* begin Task material *

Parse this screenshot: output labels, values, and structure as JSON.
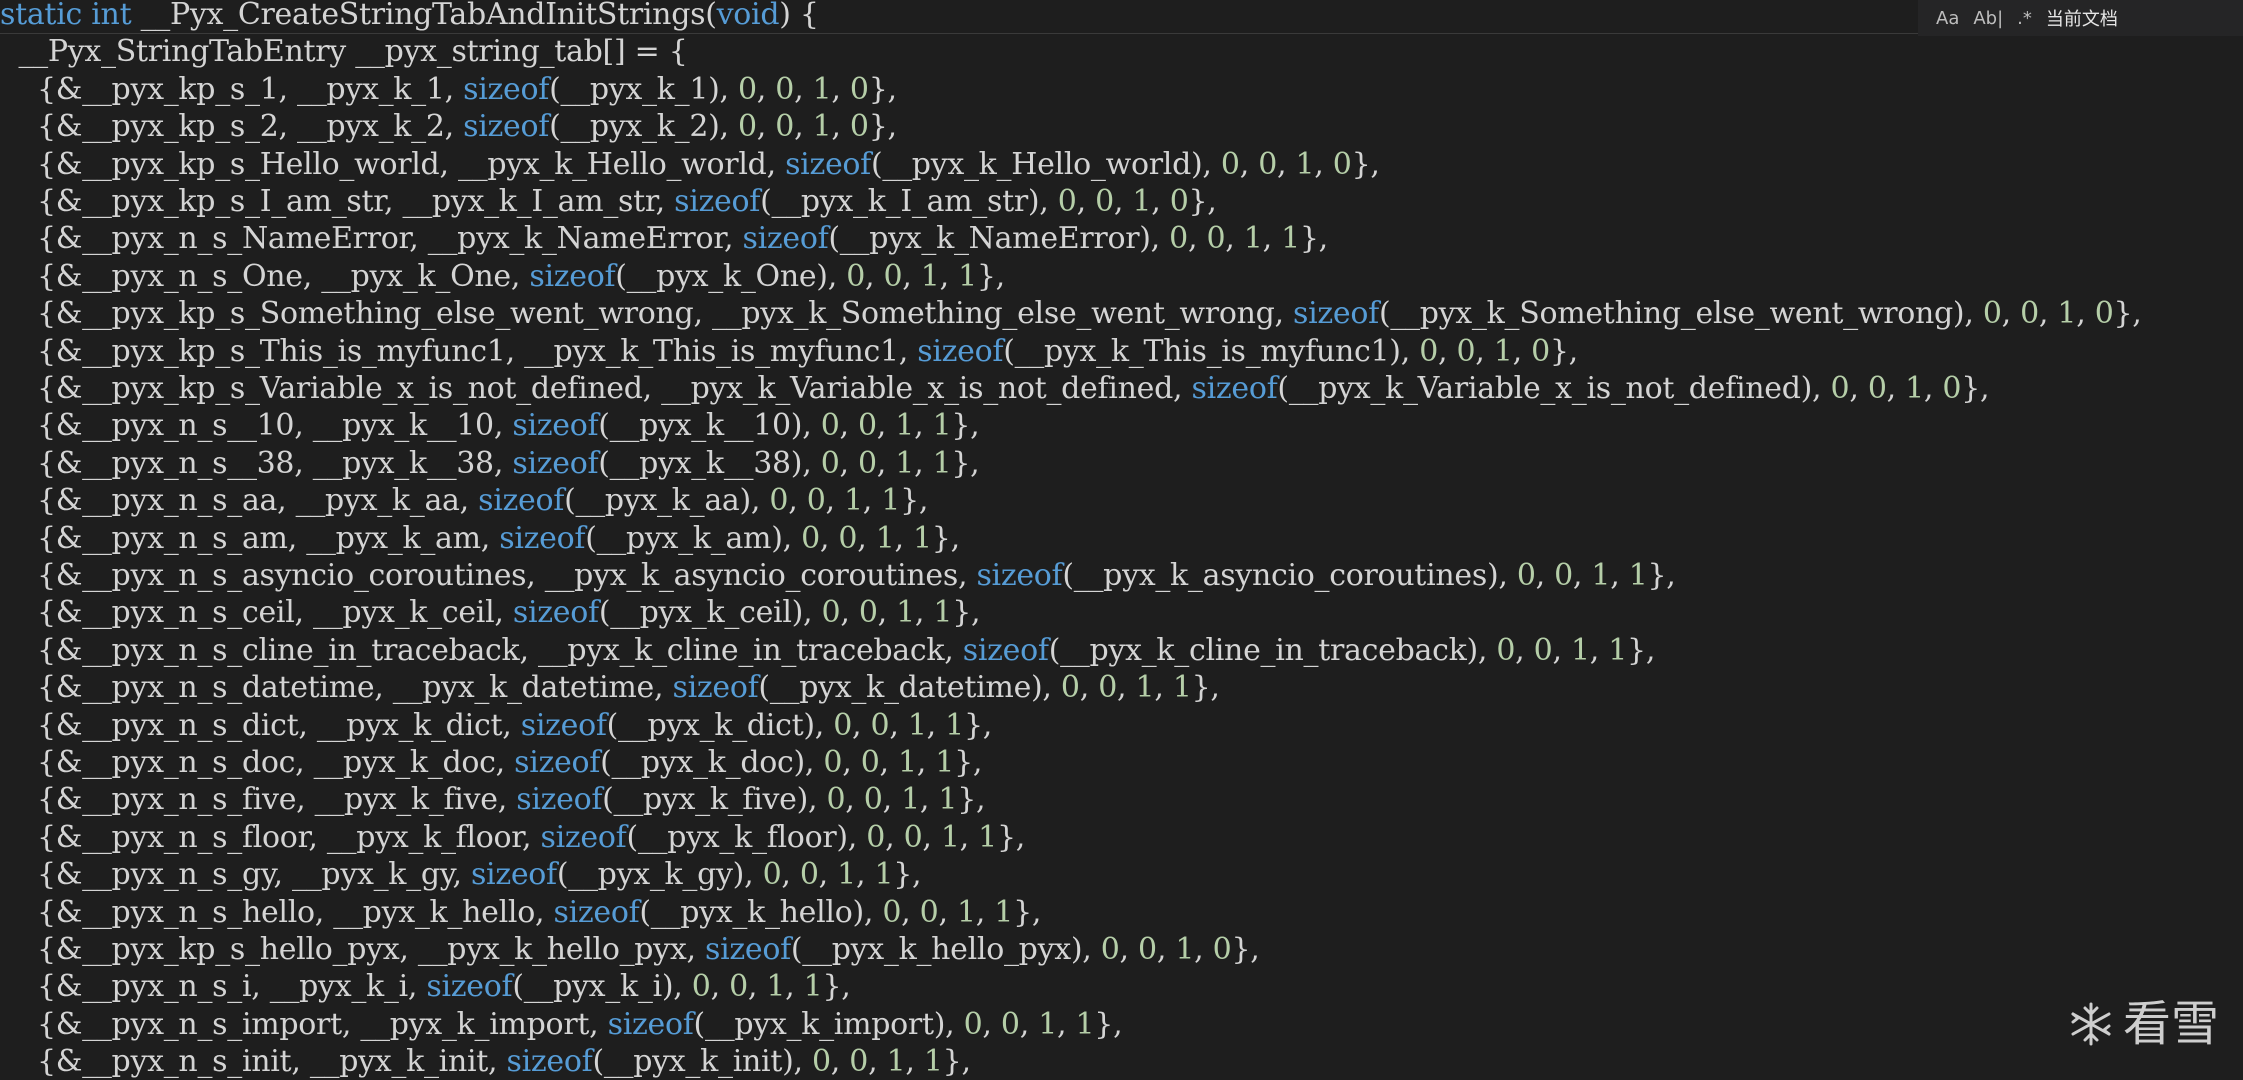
{
  "findbar": {
    "match_case_label": "Aa",
    "whole_word_label": "Ab|",
    "regex_label": ".*",
    "scope_label": "当前文档"
  },
  "editor": {
    "lines": [
      "static int __Pyx_CreateStringTabAndInitStrings(void) {",
      "  __Pyx_StringTabEntry __pyx_string_tab[] = {",
      "    {&__pyx_kp_s_1, __pyx_k_1, sizeof(__pyx_k_1), 0, 0, 1, 0},",
      "    {&__pyx_kp_s_2, __pyx_k_2, sizeof(__pyx_k_2), 0, 0, 1, 0},",
      "    {&__pyx_kp_s_Hello_world, __pyx_k_Hello_world, sizeof(__pyx_k_Hello_world), 0, 0, 1, 0},",
      "    {&__pyx_kp_s_I_am_str, __pyx_k_I_am_str, sizeof(__pyx_k_I_am_str), 0, 0, 1, 0},",
      "    {&__pyx_n_s_NameError, __pyx_k_NameError, sizeof(__pyx_k_NameError), 0, 0, 1, 1},",
      "    {&__pyx_n_s_One, __pyx_k_One, sizeof(__pyx_k_One), 0, 0, 1, 1},",
      "    {&__pyx_kp_s_Something_else_went_wrong, __pyx_k_Something_else_went_wrong, sizeof(__pyx_k_Something_else_went_wrong), 0, 0, 1, 0},",
      "    {&__pyx_kp_s_This_is_myfunc1, __pyx_k_This_is_myfunc1, sizeof(__pyx_k_This_is_myfunc1), 0, 0, 1, 0},",
      "    {&__pyx_kp_s_Variable_x_is_not_defined, __pyx_k_Variable_x_is_not_defined, sizeof(__pyx_k_Variable_x_is_not_defined), 0, 0, 1, 0},",
      "    {&__pyx_n_s__10, __pyx_k__10, sizeof(__pyx_k__10), 0, 0, 1, 1},",
      "    {&__pyx_n_s__38, __pyx_k__38, sizeof(__pyx_k__38), 0, 0, 1, 1},",
      "    {&__pyx_n_s_aa, __pyx_k_aa, sizeof(__pyx_k_aa), 0, 0, 1, 1},",
      "    {&__pyx_n_s_am, __pyx_k_am, sizeof(__pyx_k_am), 0, 0, 1, 1},",
      "    {&__pyx_n_s_asyncio_coroutines, __pyx_k_asyncio_coroutines, sizeof(__pyx_k_asyncio_coroutines), 0, 0, 1, 1},",
      "    {&__pyx_n_s_ceil, __pyx_k_ceil, sizeof(__pyx_k_ceil), 0, 0, 1, 1},",
      "    {&__pyx_n_s_cline_in_traceback, __pyx_k_cline_in_traceback, sizeof(__pyx_k_cline_in_traceback), 0, 0, 1, 1},",
      "    {&__pyx_n_s_datetime, __pyx_k_datetime, sizeof(__pyx_k_datetime), 0, 0, 1, 1},",
      "    {&__pyx_n_s_dict, __pyx_k_dict, sizeof(__pyx_k_dict), 0, 0, 1, 1},",
      "    {&__pyx_n_s_doc, __pyx_k_doc, sizeof(__pyx_k_doc), 0, 0, 1, 1},",
      "    {&__pyx_n_s_five, __pyx_k_five, sizeof(__pyx_k_five), 0, 0, 1, 1},",
      "    {&__pyx_n_s_floor, __pyx_k_floor, sizeof(__pyx_k_floor), 0, 0, 1, 1},",
      "    {&__pyx_n_s_gy, __pyx_k_gy, sizeof(__pyx_k_gy), 0, 0, 1, 1},",
      "    {&__pyx_n_s_hello, __pyx_k_hello, sizeof(__pyx_k_hello), 0, 0, 1, 1},",
      "    {&__pyx_kp_s_hello_pyx, __pyx_k_hello_pyx, sizeof(__pyx_k_hello_pyx), 0, 0, 1, 0},",
      "    {&__pyx_n_s_i, __pyx_k_i, sizeof(__pyx_k_i), 0, 0, 1, 1},",
      "    {&__pyx_n_s_import, __pyx_k_import, sizeof(__pyx_k_import), 0, 0, 1, 1},",
      "    {&__pyx_n_s_init, __pyx_k_init, sizeof(__pyx_k_init), 0, 0, 1, 1},"
    ]
  },
  "watermark": {
    "text": "看雪",
    "icon": "snowflake-icon"
  }
}
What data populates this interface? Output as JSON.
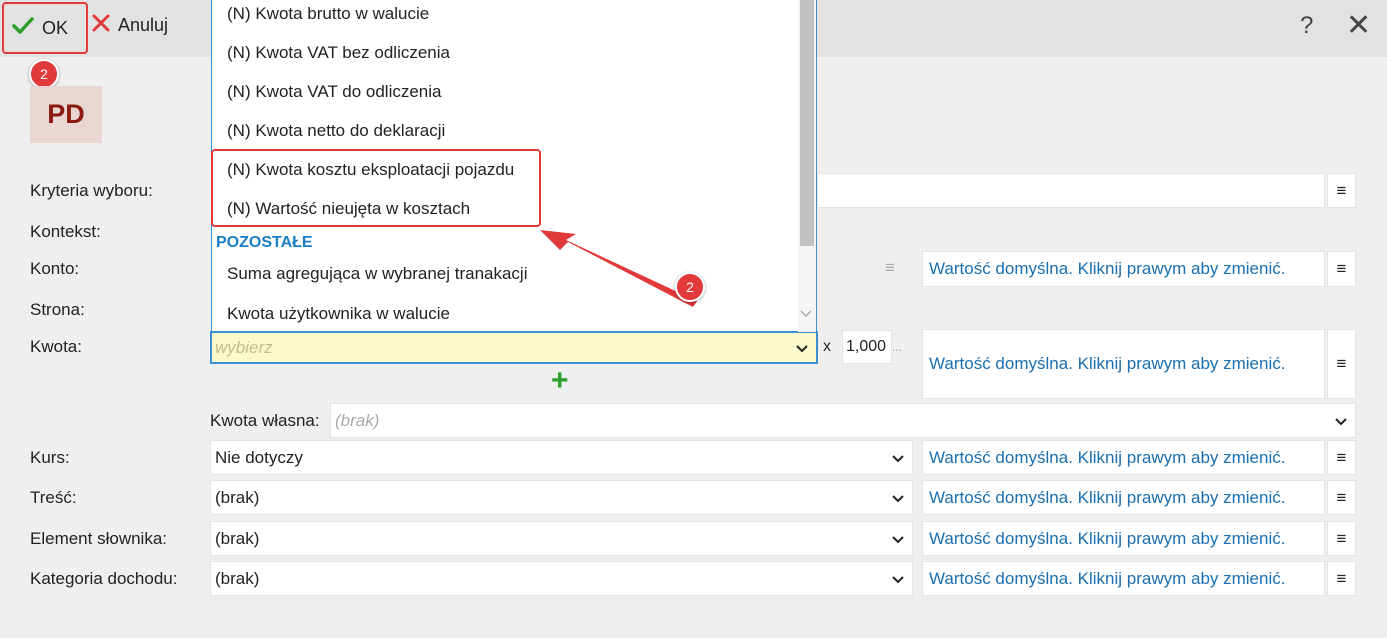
{
  "toolbar": {
    "ok_label": "OK",
    "cancel_label": "Anuluj",
    "help_glyph": "?",
    "close_glyph": "✕"
  },
  "badges": {
    "ok_badge": "2",
    "arrow_badge": "2"
  },
  "logo": {
    "text": "PD"
  },
  "labels": {
    "kryteria": "Kryteria wyboru:",
    "kontekst": "Kontekst:",
    "konto": "Konto:",
    "strona": "Strona:",
    "kwota": "Kwota:",
    "kwota_wlasna": "Kwota własna:",
    "kurs": "Kurs:",
    "tresc": "Treść:",
    "element": "Element słownika:",
    "kategoria": "Kategoria dochodu:"
  },
  "dropdown": {
    "items": [
      "(N) Kwota brutto w walucie",
      "(N) Kwota VAT bez odliczenia",
      "(N) Kwota VAT do odliczenia",
      "(N) Kwota netto do deklaracji",
      "(N) Kwota kosztu eksploatacji pojazdu",
      "(N) Wartość nieujęta w kosztach"
    ],
    "group_label": "POZOSTAŁE",
    "group_items": [
      "Suma agregująca w wybranej tranakacji",
      "Kwota użytkownika w walucie"
    ]
  },
  "kwota": {
    "placeholder": "wybierz",
    "multiplier_x": "x",
    "multiplier_value": "1,000",
    "multiplier_more": "..."
  },
  "kwota_wlasna": {
    "placeholder": "(brak)"
  },
  "kurs": {
    "value": "Nie dotyczy"
  },
  "tresc": {
    "value": "(brak)"
  },
  "element": {
    "value": "(brak)"
  },
  "kategoria": {
    "value": "(brak)"
  },
  "default_text": "Wartość domyślna. Kliknij prawym aby zmienić.",
  "menu_glyph": "≡",
  "colors": {
    "accent": "#1a6fb0",
    "annotation_red": "#e23a3a",
    "focus_blue": "#3c8fd0",
    "add_green": "#2a9d2a"
  },
  "icons": {
    "ok": "check-icon",
    "cancel": "cross-icon",
    "add": "plus-icon"
  }
}
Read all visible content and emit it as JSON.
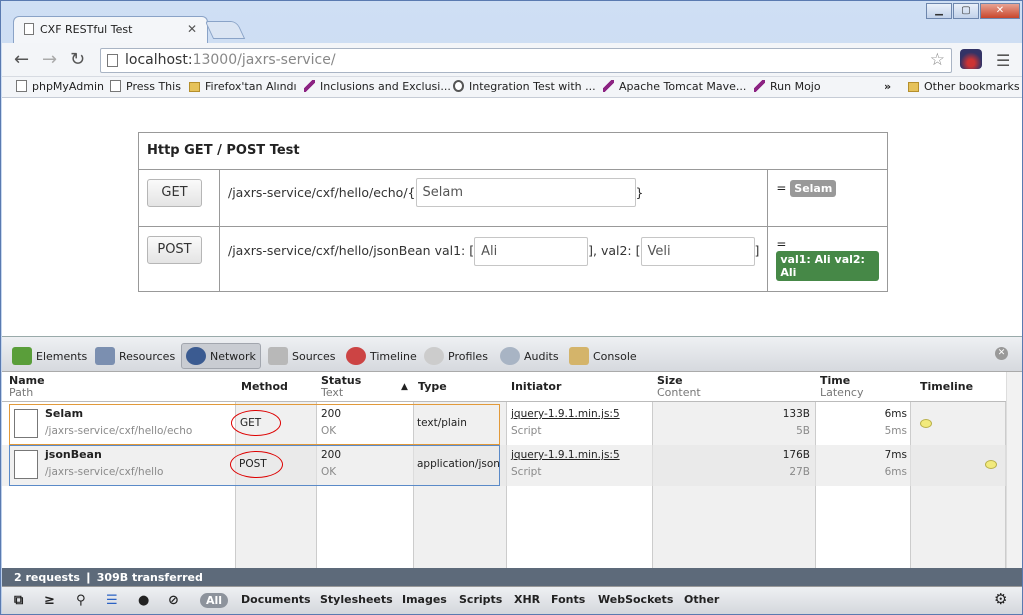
{
  "browser": {
    "tab_title": "CXF RESTful Test",
    "url_host": "localhost:",
    "url_rest": "13000/jaxrs-service/",
    "bookmarks": [
      {
        "label": "phpMyAdmin",
        "icon": "page"
      },
      {
        "label": "Press This",
        "icon": "page"
      },
      {
        "label": "Firefox'tan Alındı",
        "icon": "folder"
      },
      {
        "label": "Inclusions and Exclusi...",
        "icon": "feather"
      },
      {
        "label": "Integration Test with ...",
        "icon": "wordpress"
      },
      {
        "label": "Apache Tomcat Mave...",
        "icon": "feather"
      },
      {
        "label": "Run Mojo",
        "icon": "feather"
      }
    ],
    "bookmarks_overflow": "»",
    "other_bookmarks": "Other bookmarks"
  },
  "page": {
    "title": "Http GET / POST Test",
    "get": {
      "button": "GET",
      "path_prefix": "/jaxrs-service/cxf/hello/echo/{",
      "path_suffix": "}",
      "input_value": "Selam",
      "result_prefix": "=",
      "result": "Selam",
      "result_color": "#999999"
    },
    "post": {
      "button": "POST",
      "path_prefix": "/jaxrs-service/cxf/hello/jsonBean val1: [",
      "mid": "], val2: [",
      "path_suffix": "]",
      "val1": "Ali",
      "val2": "Veli",
      "result_prefix": "=",
      "result": "val1: Ali val2: Ali",
      "result_color": "#468847"
    }
  },
  "devtools": {
    "tabs": [
      "Elements",
      "Resources",
      "Network",
      "Sources",
      "Timeline",
      "Profiles",
      "Audits",
      "Console"
    ],
    "active_tab": "Network",
    "columns": {
      "name": "Name",
      "path": "Path",
      "method": "Method",
      "status": "Status",
      "status_text": "Text",
      "sort_arrow": "▲",
      "type": "Type",
      "initiator": "Initiator",
      "size": "Size",
      "content": "Content",
      "time": "Time",
      "latency": "Latency",
      "timeline": "Timeline"
    },
    "rows": [
      {
        "name": "Selam",
        "path": "/jaxrs-service/cxf/hello/echo",
        "method": "GET",
        "status": "200",
        "status_text": "OK",
        "type": "text/plain",
        "initiator": "jquery-1.9.1.min.js:5",
        "initiator_type": "Script",
        "size": "133B",
        "content": "5B",
        "time": "6ms",
        "latency": "5ms"
      },
      {
        "name": "jsonBean",
        "path": "/jaxrs-service/cxf/hello",
        "method": "POST",
        "status": "200",
        "status_text": "OK",
        "type": "application/json",
        "initiator": "jquery-1.9.1.min.js:5",
        "initiator_type": "Script",
        "size": "176B",
        "content": "27B",
        "time": "7ms",
        "latency": "6ms"
      }
    ],
    "summary": "2 requests  ❙  309B transferred",
    "filters": [
      "All",
      "Documents",
      "Stylesheets",
      "Images",
      "Scripts",
      "XHR",
      "Fonts",
      "WebSockets",
      "Other"
    ]
  }
}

* end Task material *

> What is needed
Count how many lines above carry the word "walucie". Only the number is required.

> Exercise result
2